- _Given instruction_:
Transcribe each of the records below exactly, excluding all pictures.

- _Supplied records_:
══════════

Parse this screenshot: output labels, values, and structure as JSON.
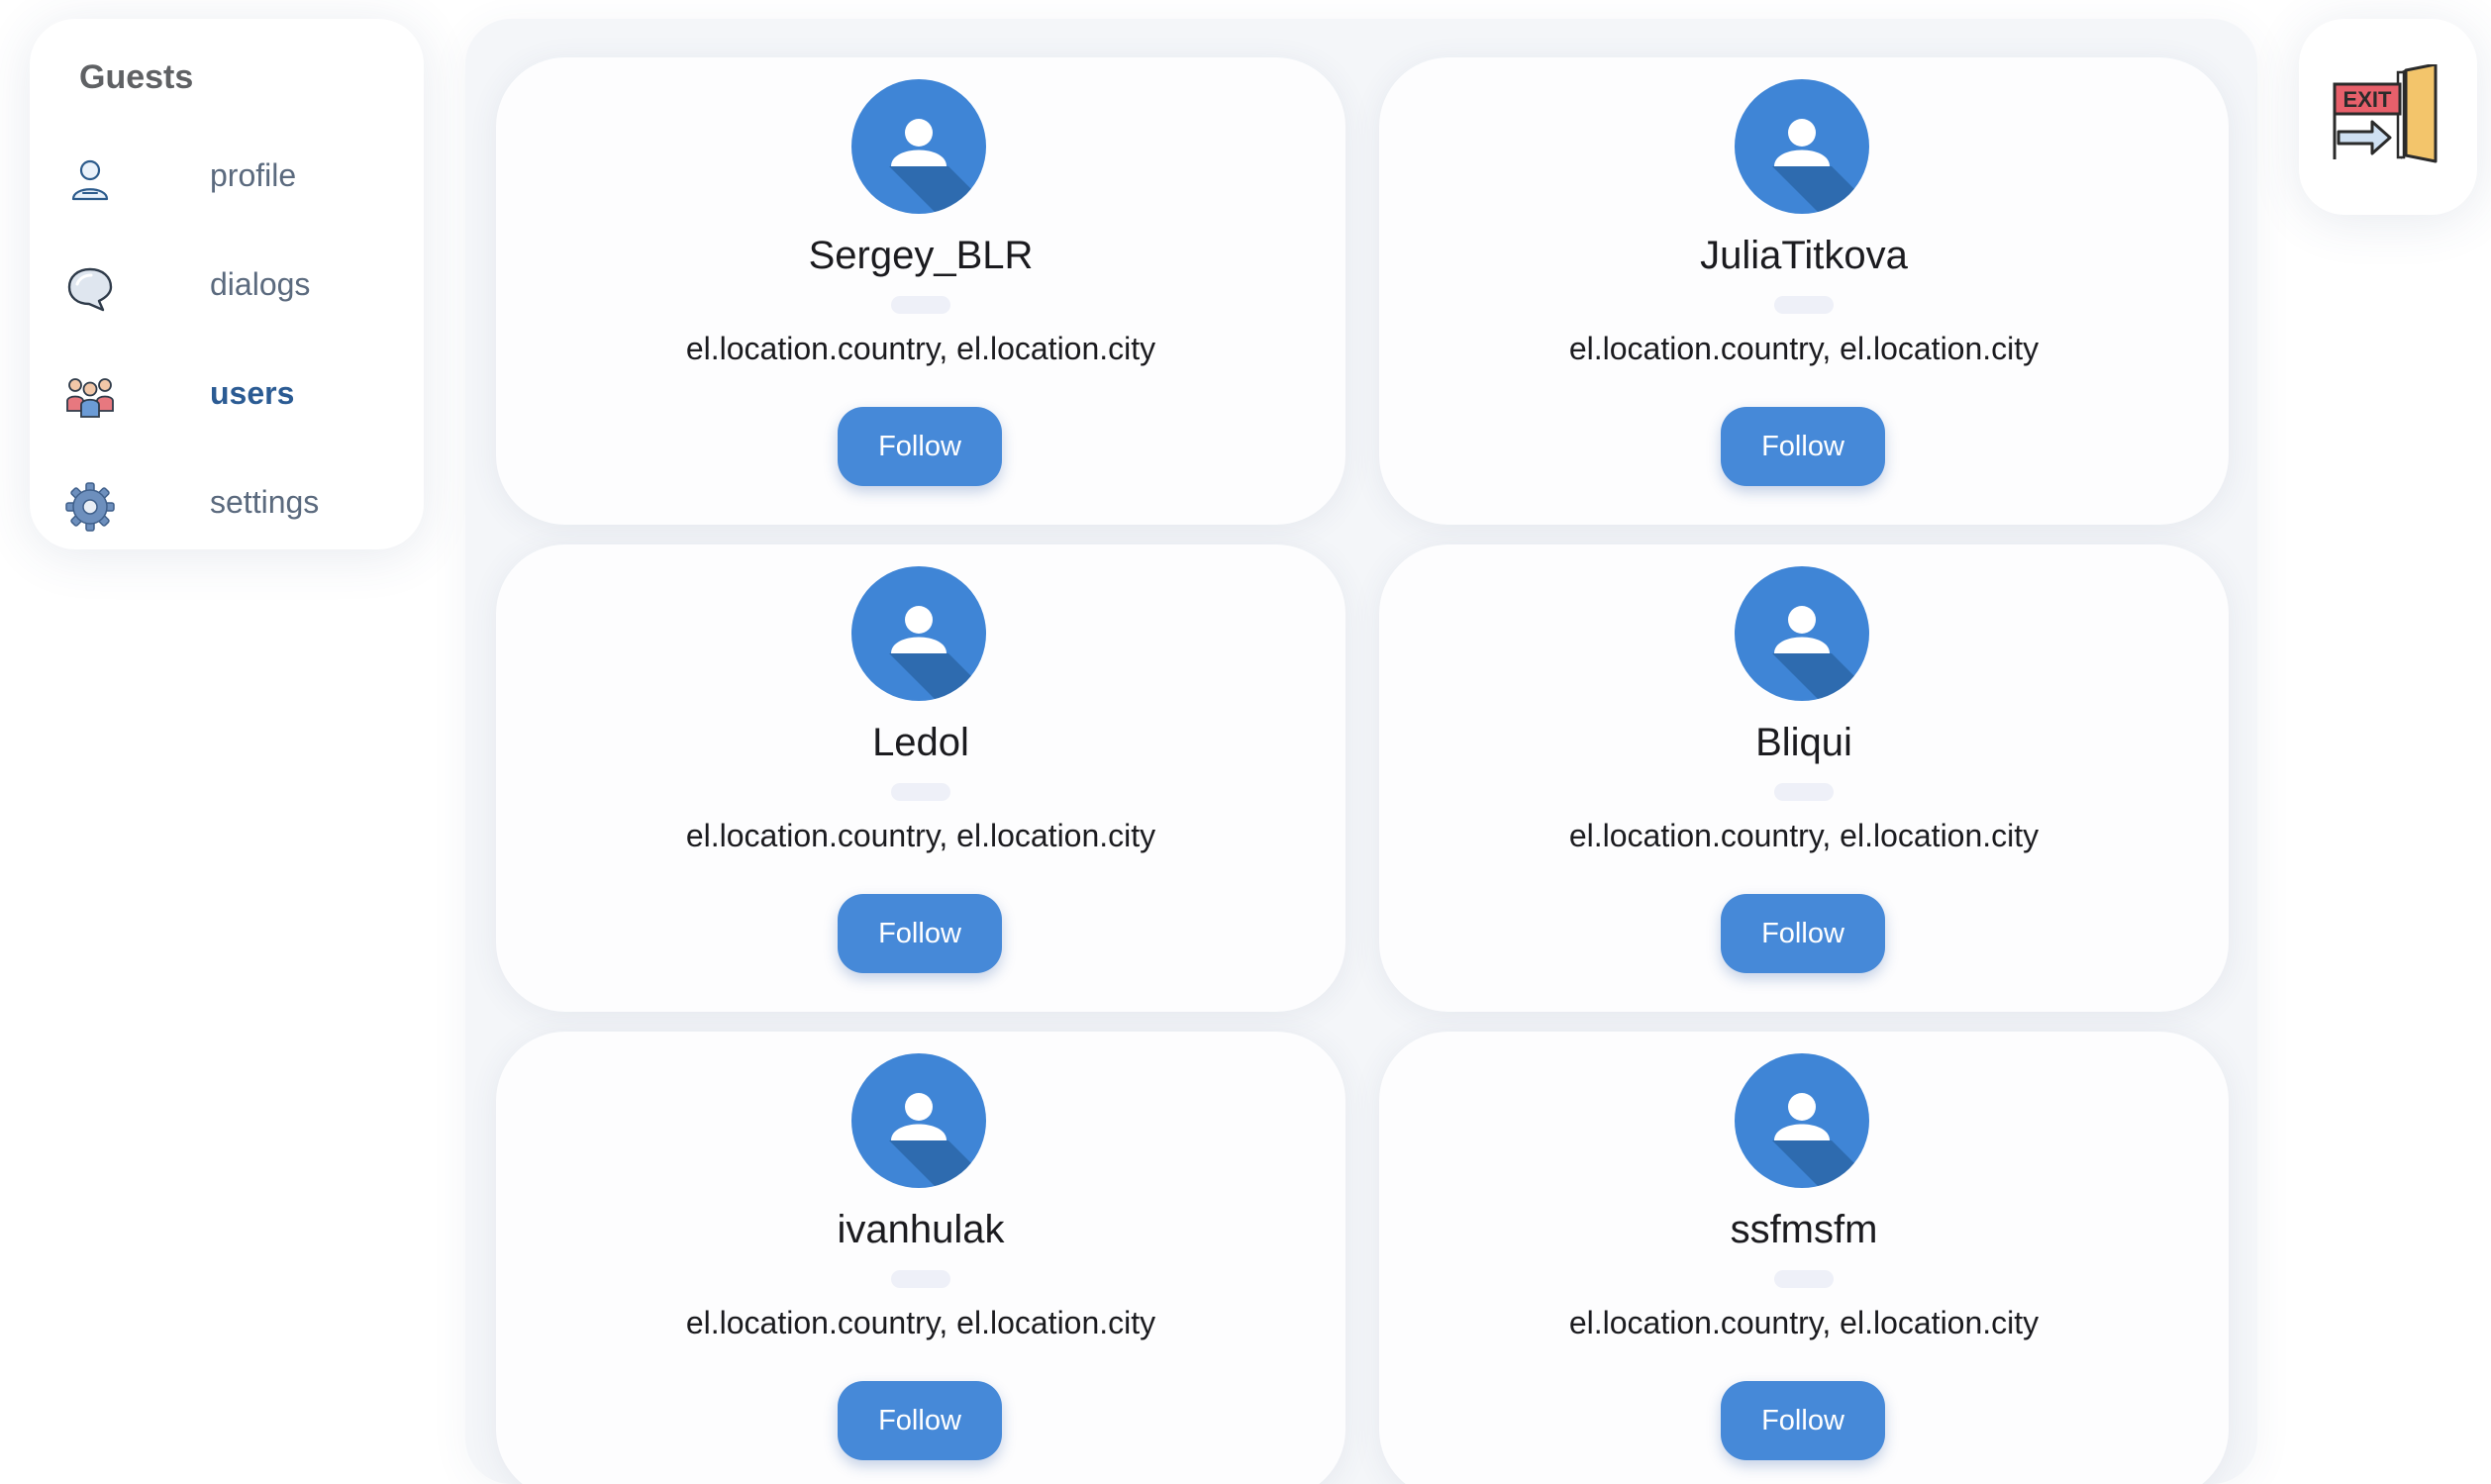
{
  "sidebar": {
    "title": "Guests",
    "items": [
      {
        "label": "profile",
        "icon": "user-icon",
        "active": false
      },
      {
        "label": "dialogs",
        "icon": "chat-bubble-icon",
        "active": false
      },
      {
        "label": "users",
        "icon": "users-group-icon",
        "active": true
      },
      {
        "label": "settings",
        "icon": "gear-icon",
        "active": false
      }
    ]
  },
  "users": [
    {
      "name": "Sergey_BLR",
      "location": "el.location.country, el.location.city",
      "button": "Follow"
    },
    {
      "name": "JuliaTitkova",
      "location": "el.location.country, el.location.city",
      "button": "Follow"
    },
    {
      "name": "Ledol",
      "location": "el.location.country, el.location.city",
      "button": "Follow"
    },
    {
      "name": "Bliqui",
      "location": "el.location.country, el.location.city",
      "button": "Follow"
    },
    {
      "name": "ivanhulak",
      "location": "el.location.country, el.location.city",
      "button": "Follow"
    },
    {
      "name": "ssfmsfm",
      "location": "el.location.country, el.location.city",
      "button": "Follow"
    }
  ],
  "exit": {
    "icon": "exit-door-icon",
    "sign_text": "EXIT"
  },
  "colors": {
    "accent": "#4689d8",
    "avatar": "#3f85d6",
    "active_nav": "#2b5b93",
    "nav_text": "#5b6a7e"
  }
}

══════════

- _Written answer_:
Parse this screenshot: output labels, values, and structure as JSON.
{
  "sidebar": {
    "title": "Guests",
    "items": [
      {
        "label": "profile",
        "icon": "user-icon",
        "active": false
      },
      {
        "label": "dialogs",
        "icon": "chat-bubble-icon",
        "active": false
      },
      {
        "label": "users",
        "icon": "users-group-icon",
        "active": true
      },
      {
        "label": "settings",
        "icon": "gear-icon",
        "active": false
      }
    ]
  },
  "users": [
    {
      "name": "Sergey_BLR",
      "location": "el.location.country, el.location.city",
      "button": "Follow"
    },
    {
      "name": "JuliaTitkova",
      "location": "el.location.country, el.location.city",
      "button": "Follow"
    },
    {
      "name": "Ledol",
      "location": "el.location.country, el.location.city",
      "button": "Follow"
    },
    {
      "name": "Bliqui",
      "location": "el.location.country, el.location.city",
      "button": "Follow"
    },
    {
      "name": "ivanhulak",
      "location": "el.location.country, el.location.city",
      "button": "Follow"
    },
    {
      "name": "ssfmsfm",
      "location": "el.location.country, el.location.city",
      "button": "Follow"
    }
  ],
  "exit": {
    "icon": "exit-door-icon",
    "sign_text": "EXIT"
  },
  "colors": {
    "accent": "#4689d8",
    "avatar": "#3f85d6",
    "active_nav": "#2b5b93",
    "nav_text": "#5b6a7e"
  }
}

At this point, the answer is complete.